- **Work to be completed**
Emit the data below verbatim, stripping out any pictures.

- **Records shown**
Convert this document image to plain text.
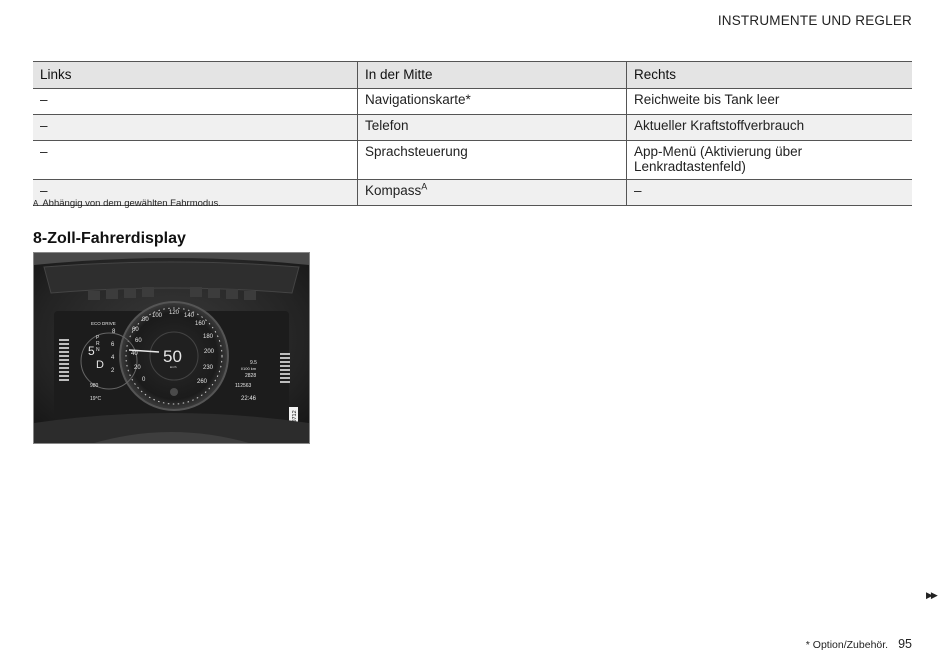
INSTRUMENTE UND REGLER
Links	In der Mitte	Rechts
–	Navigationskarte*	Reichweite bis Tank leer
–	Telefon	Aktueller Kraftstoffverbrauch
–	Sprachsteuerung	App-Menü (Aktivierung über Lenkradtastenfeld)
–	Kompass$^A$	–
A Abhängig von dem gewählten Fahrmodus.
8-Zoll-Fahrerdisplay
60
80
100 120 140
160
180
200
230
260
60
40
20
0
8
6
4
2
ECO DRIVE
P
R
N
5
D
980
19°C
50
km/h
9.5
l/100 km
2828
112563
22:46
▶▶
* Option/Zubehör. 95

- **Response for this exercise**
Convert this document image to plain text.
INSTRUMENTE UND REGLER
Links	In der Mitte	Rechts
–	Navigationskarte*	Reichweite bis Tank leer
–	Telefon	Aktueller Kraftstoffverbrauch
–	Sprachsteuerung	App-Menü (Aktivierung über Lenkradtastenfeld)
–	Kompass$^A$	–
A Abhängig von dem gewählten Fahrmodus.
8-Zoll-Fahrerdisplay
60
80
100 120 140
160
180
200
230
260
60
40
20
0
8
6
4
2
ECO DRIVE
P
R
N
5
D
980
19°C
50
km/h
9.5
l/100 km
2828
112563
22:46
▶▶
* Option/Zubehör. 95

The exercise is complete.